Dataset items
╔══

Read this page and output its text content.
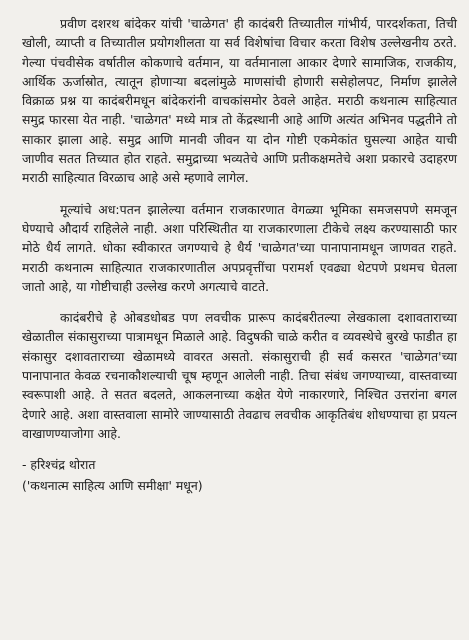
प्रवीण दशरथ बांदेकर यांची 'चाळेगत' ही कादंबरी तिच्यातील गांभीर्य, पारदर्शकता, तिची खोली, व्याप्ती व तिच्यातील प्रयोगशीलता या सर्व विशेषांचा विचार करता विशेष उल्लेखनीय ठरते. गेल्या पंचवीसेक वर्षातील कोकणाचे वर्तमान, या वर्तमानाला आकार देणारे सामाजिक, राजकीय, आर्थिक ऊर्जास्रोत, त्यातून होणाऱ्या बदलांमुळे माणसांची होणारी ससेहोलपट, निर्माण झालेले विक्राळ प्रश्न या कादंबरीमधून बांदेकरांनी वाचकांसमोर ठेवले आहेत. मराठी कथनात्म साहित्यात समुद्र फारसा येत नाही. 'चाळेगत' मध्ये मात्र तो केंद्रस्थानी आहे आणि अत्यंत अभिनव पद्धतीने तो साकार झाला आहे. समुद्र आणि मानवी जीवन या दोन गोष्टी एकमेकांत घुसल्या आहेत याची जाणीव सतत तिच्यात होत राहते. समुद्राच्या भव्यतेचे आणि प्रतीकक्षमतेचे अशा प्रकारचे उदाहरण मराठी साहित्यात विरळाच आहे असे म्हणावे लागेल.

मूल्यांचे अध:पतन झालेल्या वर्तमान राजकारणात वेगळ्या भूमिका समजसपणे समजून घेण्याचे औदार्य राहिलेले नाही. अशा परिस्थितीत या राजकारणाला टीकेचे लक्ष्य करण्यासाठी फार मोठे धैर्य लागते. धोका स्वीकारत जगण्याचे हे धैर्य 'चाळेगत'च्या पानापानामधून जाणवत राहते. मराठी कथनात्म साहित्यात राजकारणातील अपप्रवृत्तींचा परामर्श एवढ्या थेटपणे प्रथमच घेतला जातो आहे, या गोष्टीचाही उल्लेख करणे अगत्याचे वाटते.

कादंबरीचे हे ओबडधोबड पण लवचीक प्रारूप कादंबरीतल्या लेखकाला दशावताराच्या खेळातील संकासुराच्या पात्रामधून मिळाले आहे. विदुषकी चाळे करीत व व्यवस्थेचे बुरखे फाडीत हा संकासुर दशावताराच्या खेळामध्ये वावरत असतो. संकासुराची ही सर्व कसरत 'चाळेगत'च्या पानापानात केवळ रचनाकौशल्याची चूष म्हणून आलेली नाही. तिचा संबंध जगण्याच्या, वास्तवाच्या स्वरूपाशी आहे. ते सतत बदलते, आकलनाच्या कक्षेत येणे नाकारणारे, निश्चित उत्तरांना बगल देणारे आहे. अशा वास्तवाला सामोरे जाण्यासाठी तेवढाच लवचीक आकृतिबंध शोधण्याचा हा प्रयत्न वाखाणण्याजोगा आहे.

- हरिश्चंद्र थोरात

('कथनात्म साहित्य आणि समीक्षा' मधून)
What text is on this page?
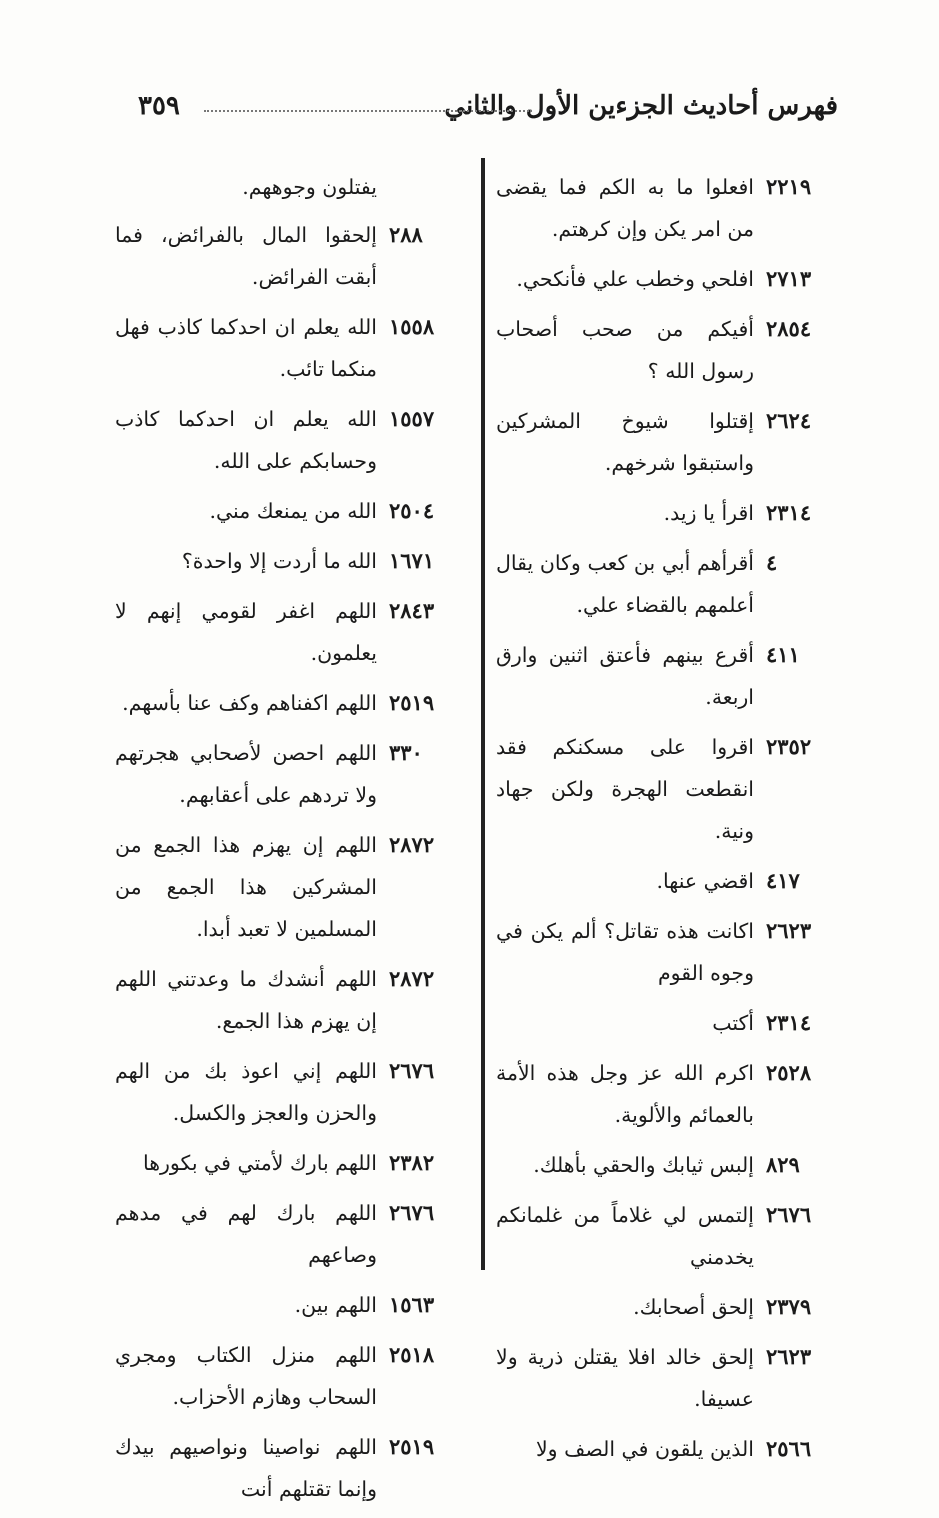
فهرس أحاديث الجزءين الأول والثاني
٣٥٩
٢٢١٩
افعلوا ما به الكم فما يقضى من امر يكن وإن كرهتم.
٢٧١٣
افلحي وخطب علي فأنكحي.
٢٨٥٤
أفيكم من صحب أصحاب رسول الله ؟
٢٦٢٤
إقتلوا شيوخ المشركين واستبقوا شرخهم.
٢٣١٤
اقرأ يا زيد.
٤
أقرأهم أبي بن كعب وكان يقال أعلمهم بالقضاء علي.
٤١١
أقرع بينهم فأعتق اثنين وارق اربعة.
٢٣٥٢
اقروا على مسكنكم فقد انقطعت الهجرة ولكن جهاد ونية.
٤١٧
اقضي عنها.
٢٦٢٣
اكانت هذه تقاتل؟ ألم يكن في وجوه القوم
٢٣١٤
أكتب
٢٥٢٨
اكرم الله عز وجل هذه الأمة بالعمائم والألوية.
٨٢٩
إلبس ثيابك والحقي بأهلك.
٢٦٧٦
إلتمس لي غلاماً من غلمانكم يخدمني
٢٣٧٩
إلحق أصحابك.
٢٦٢٣
إلحق خالد افلا يقتلن ذرية ولا عسيفا.
٢٥٦٦
الذين يلقون في الصف ولا
يفتلون وجوههم.
٢٨٨
إلحقوا المال بالفرائض، فما أبقت الفرائض.
١٥٥٨
الله يعلم ان احدكما كاذب فهل منكما تائب.
١٥٥٧
الله يعلم ان احدكما كاذب وحسابكم على الله.
٢٥٠٤
الله من يمنعك مني.
١٦٧١
الله ما أردت إلا واحدة؟
٢٨٤٣
اللهم اغفر لقومي إنهم لا يعلمون.
٢٥١٩
اللهم اكفناهم وكف عنا بأسهم.
٣٣٠
اللهم احصن لأصحابي هجرتهم ولا تردهم على أعقابهم.
٢٨٧٢
اللهم إن يهزم هذا الجمع من المشركين هذا الجمع من المسلمين لا تعبد أبدا.
٢٨٧٢
اللهم أنشدك ما وعدتني اللهم إن يهزم هذا الجمع.
٢٦٧٦
اللهم إني اعوذ بك من الهم والحزن والعجز والكسل.
٢٣٨٢
اللهم بارك لأمتي في بكورها
٢٦٧٦
اللهم بارك لهم في مدهم وصاعهم
١٥٦٣
اللهم بين.
٢٥١٨
اللهم منزل الكتاب ومجري السحاب وهازم الأحزاب.
٢٥١٩
اللهم نواصينا ونواصيهم بيدك وإنما تقتلهم أنت
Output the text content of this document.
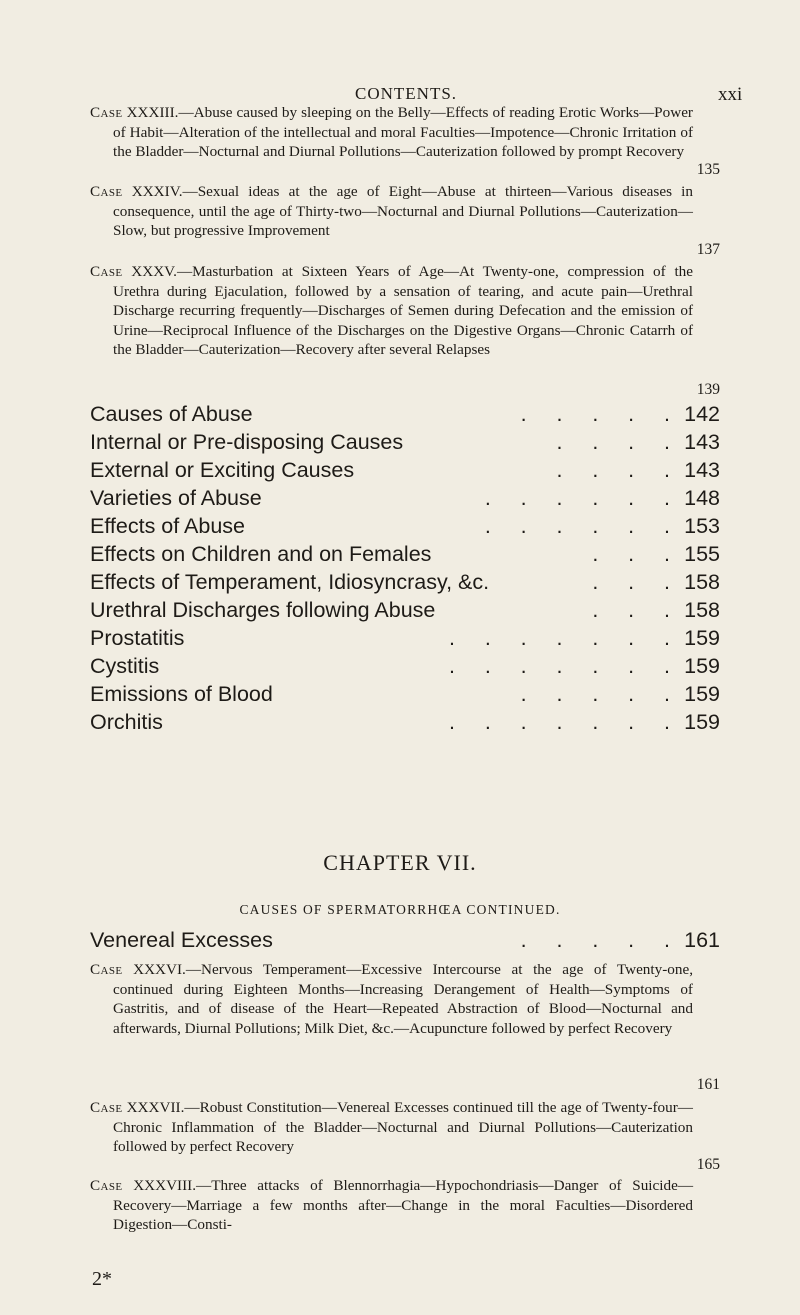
CONTENTS.	xxi
Case XXXIII.—Abuse caused by sleeping on the Belly—Effects of reading Erotic Works—Power of Habit—Alteration of the intellectual and moral Faculties—Impotence—Chronic Irritation of the Bladder—Nocturnal and Diurnal Pollutions—Cauterization followed by prompt Recovery
135
Case XXXIV.—Sexual ideas at the age of Eight—Abuse at thirteen—Various diseases in consequence, until the age of Thirty-two—Nocturnal and Diurnal Pollutions—Cauterization—Slow, but progressive Improvement
137
Case XXXV.—Masturbation at Sixteen Years of Age—At Twenty-one, compression of the Urethra during Ejaculation, followed by a sensation of tearing, and acute pain—Urethral Discharge recurring frequently—Discharges of Semen during Defecation and the emission of Urine—Reciprocal Influence of the Discharges on the Digestive Organs—Chronic Catarrh of the Bladder—Cauterization—Recovery after several Relapses
139
.     .     .     .     .
Causes of Abuse	142
.     .     .     .
Internal or Pre-disposing Causes	143
.     .     .     .
External or Exciting Causes	143
.     .     .     .     .     .
Varieties of Abuse	148
.     .     .     .     .     .
Effects of Abuse	153
.     .     .
Effects on Children and on Females	155
.     .     .
Effects of Temperament, Idiosyncrasy, &c.	158
.     .     .
Urethral Discharges following Abuse	158
.     .     .     .     .     .     .
Prostatitis	159
.     .     .     .     .     .     .
Cystitis	159
.     .     .     .     .
Emissions of Blood	159
.     .     .     .     .     .     .
Orchitis	159
CHAPTER VII.
CAUSES OF SPERMATORRHŒA CONTINUED.
.     .     .     .     .
Venereal Excesses	161
Case XXXVI.—Nervous Temperament—Excessive Intercourse at the age of Twenty-one, continued during Eighteen Months—Increasing Derangement of Health—Symptoms of Gastritis, and of disease of the Heart—Repeated Abstraction of Blood—Nocturnal and afterwards, Diurnal Pollutions; Milk Diet, &c.—Acupuncture followed by perfect Recovery
161
Case XXXVII.—Robust Constitution—Venereal Excesses continued till the age of Twenty-four—Chronic Inflammation of the Bladder—Nocturnal and Diurnal Pollutions—Cauterization followed by perfect Recovery
165
Case XXXVIII.—Three attacks of Blennorrhagia—Hypochondriasis—Danger of Suicide—Recovery—Marriage a few months after—Change in the moral Faculties—Disordered Digestion—Consti-
2*
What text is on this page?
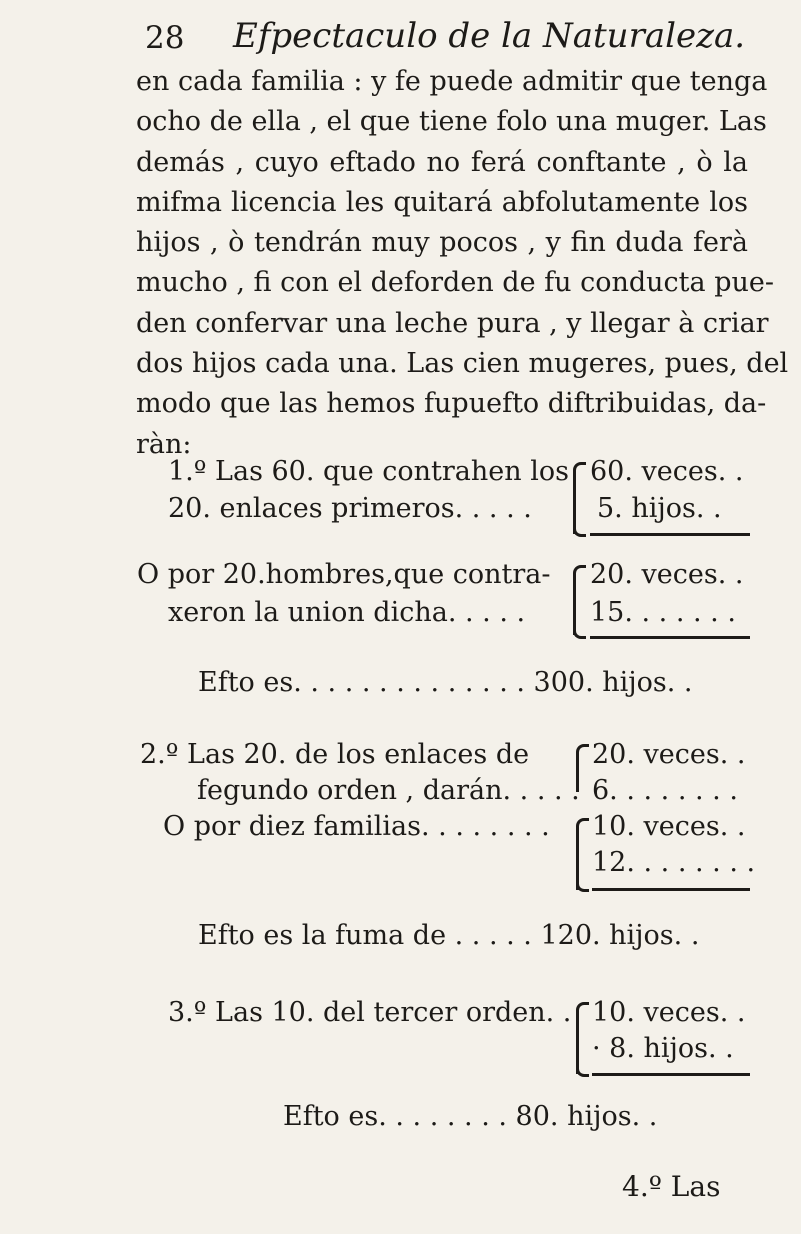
28 Efpectaculo de la Naturaleza.
en cada familia : y fe puede admitir que tenga
ocho de ella , el que tiene folo una muger. Las
demás , cuyo eftado no ferá conftante , ò la
mifma licencia les quitará abfolutamente los
hijos , ò tendrán muy pocos , y fin duda ferà
mucho , fi con el deforden de fu conducta pue-
den confervar una leche pura , y llegar à criar
dos hijos cada una. Las cien mugeres, pues, del
modo que las hemos fupuefto diftribuidas, da-
ràn:
1.º Las 60. que contrahen los
20. enlaces primeros. . . . .
60. veces. .
5. hijos. .
O por 20.hombres,que contra-
xeron la union dicha. . . . .
20. veces. .
15. . . . . . .
Efto es. . . . . . . . . . . . . . 300. hijos. .
2.º Las 20. de los enlaces de
fegundo orden , darán. . . . .
20. veces. .
6. . . . . . . .
O por diez familias. . . . . . . . 10. veces. .
12. . . . . . . .
Efto es la fuma de . . . . . 120. hijos. .
3.º Las 10. del tercer orden. . 10. veces. .
· 8. hijos. .
Efto es. . . . . . . . 80. hijos. .
4.º Las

╚══

● Objective
Copy all lines from the material that hold "احدكما".

● Full solution
الله يعلم ان احدكما كاذب فهل منكما تائب.
الله يعلم ان احدكما كاذب وحسابكم على الله.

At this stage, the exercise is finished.